* BEGIN LISTED ENTRIES *
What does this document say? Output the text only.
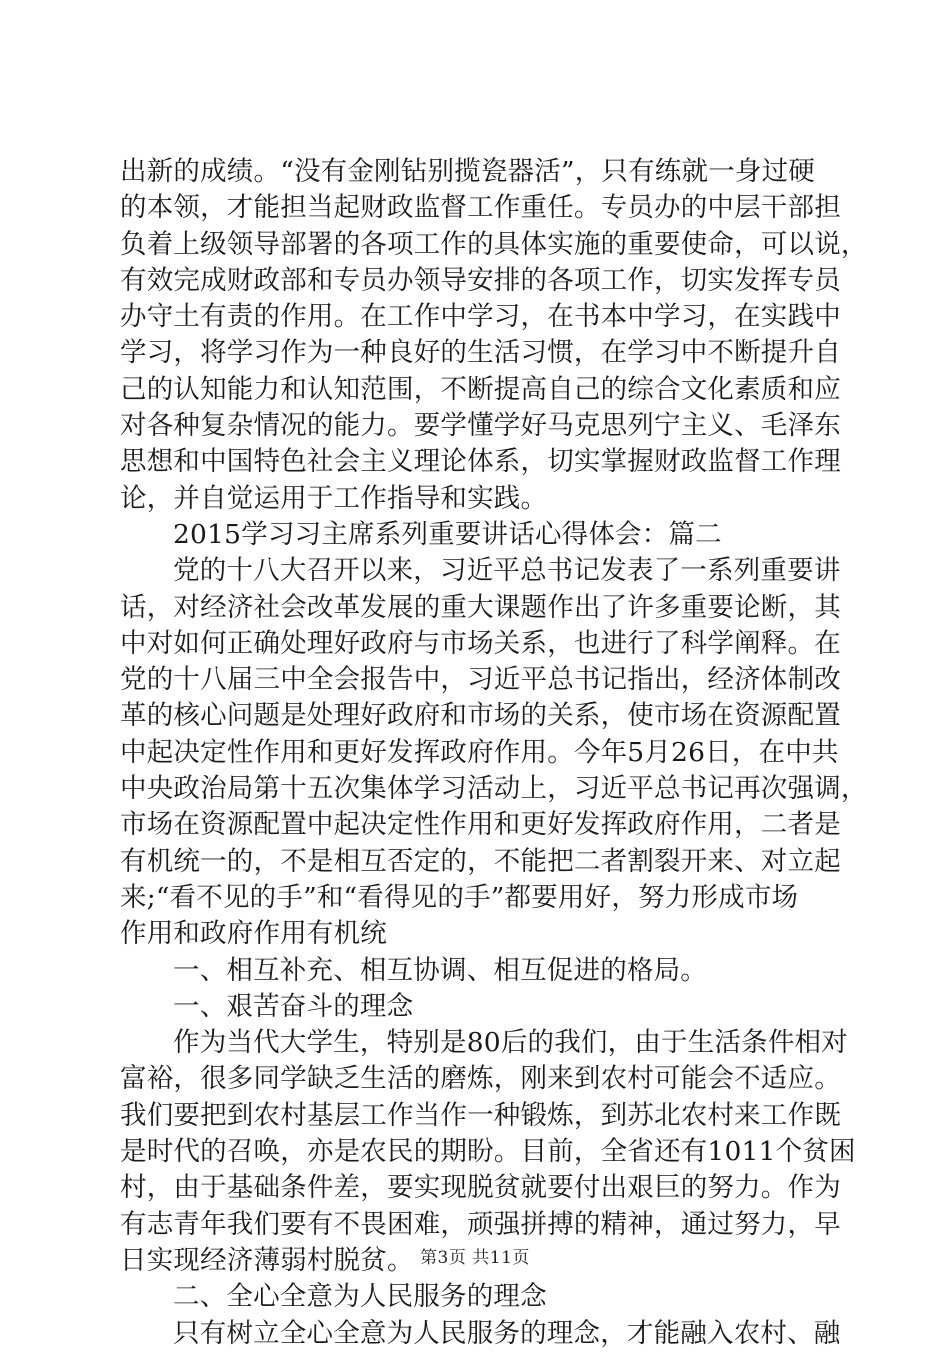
出新的成绩。“没有金刚钻别揽瓷器活”，只有练就一身过硬
的本领，才能担当起财政监督工作重任。专员办的中层干部担
负着上级领导部署的各项工作的具体实施的重要使命，可以说，
有效完成财政部和专员办领导安排的各项工作，切实发挥专员
办守土有责的作用。在工作中学习，在书本中学习，在实践中
学习，将学习作为一种良好的生活习惯，在学习中不断提升自
己的认知能力和认知范围，不断提高自己的综合文化素质和应
对各种复杂情况的能力。要学懂学好马克思列宁主义、毛泽东
思想和中国特色社会主义理论体系，切实掌握财政监督工作理
论，并自觉运用于工作指导和实践。
2015学习习主席系列重要讲话心得体会：篇二
党的十八大召开以来，习近平总书记发表了一系列重要讲
话，对经济社会改革发展的重大课题作出了许多重要论断，其
中对如何正确处理好政府与市场关系，也进行了科学阐释。在
党的十八届三中全会报告中，习近平总书记指出，经济体制改
革的核心问题是处理好政府和市场的关系，使市场在资源配置
中起决定性作用和更好发挥政府作用。今年5月26日，在中共
中央政治局第十五次集体学习活动上，习近平总书记再次强调，
市场在资源配置中起决定性作用和更好发挥政府作用，二者是
有机统一的，不是相互否定的，不能把二者割裂开来、对立起
来;“看不见的手”和“看得见的手”都要用好，努力形成市场
作用和政府作用有机统
一、相互补充、相互协调、相互促进的格局。
一、艰苦奋斗的理念
作为当代大学生，特别是80后的我们，由于生活条件相对
富裕，很多同学缺乏生活的磨炼，刚来到农村可能会不适应。
我们要把到农村基层工作当作一种锻炼，到苏北农村来工作既
是时代的召唤，亦是农民的期盼。目前，全省还有1011个贫困
村，由于基础条件差，要实现脱贫就要付出艰巨的努力。作为
有志青年我们要有不畏困难，顽强拼搏的精神，通过努力，早
日实现经济薄弱村脱贫。
二、全心全意为人民服务的理念
只有树立全心全意为人民服务的理念，才能融入农村、融
第3页 共11页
* END LISTED ENTRIES *
> _TASK OBJECTIVE_
From the material above, copy everything exactly but the pictures.

> _RESPONSE_
What does this document say? Output the text only.
出新的成绩。“没有金刚钻别揽瓷器活”，只有练就一身过硬
的本领，才能担当起财政监督工作重任。专员办的中层干部担
负着上级领导部署的各项工作的具体实施的重要使命，可以说，
有效完成财政部和专员办领导安排的各项工作，切实发挥专员
办守土有责的作用。在工作中学习，在书本中学习，在实践中
学习，将学习作为一种良好的生活习惯，在学习中不断提升自
己的认知能力和认知范围，不断提高自己的综合文化素质和应
对各种复杂情况的能力。要学懂学好马克思列宁主义、毛泽东
思想和中国特色社会主义理论体系，切实掌握财政监督工作理
论，并自觉运用于工作指导和实践。
2015学习习主席系列重要讲话心得体会：篇二
党的十八大召开以来，习近平总书记发表了一系列重要讲
话，对经济社会改革发展的重大课题作出了许多重要论断，其
中对如何正确处理好政府与市场关系，也进行了科学阐释。在
党的十八届三中全会报告中，习近平总书记指出，经济体制改
革的核心问题是处理好政府和市场的关系，使市场在资源配置
中起决定性作用和更好发挥政府作用。今年5月26日，在中共
中央政治局第十五次集体学习活动上，习近平总书记再次强调，
市场在资源配置中起决定性作用和更好发挥政府作用，二者是
有机统一的，不是相互否定的，不能把二者割裂开来、对立起
来;“看不见的手”和“看得见的手”都要用好，努力形成市场
作用和政府作用有机统
一、相互补充、相互协调、相互促进的格局。
一、艰苦奋斗的理念
作为当代大学生，特别是80后的我们，由于生活条件相对
富裕，很多同学缺乏生活的磨炼，刚来到农村可能会不适应。
我们要把到农村基层工作当作一种锻炼，到苏北农村来工作既
是时代的召唤，亦是农民的期盼。目前，全省还有1011个贫困
村，由于基础条件差，要实现脱贫就要付出艰巨的努力。作为
有志青年我们要有不畏困难，顽强拼搏的精神，通过努力，早
日实现经济薄弱村脱贫。
二、全心全意为人民服务的理念
只有树立全心全意为人民服务的理念，才能融入农村、融
第3页 共11页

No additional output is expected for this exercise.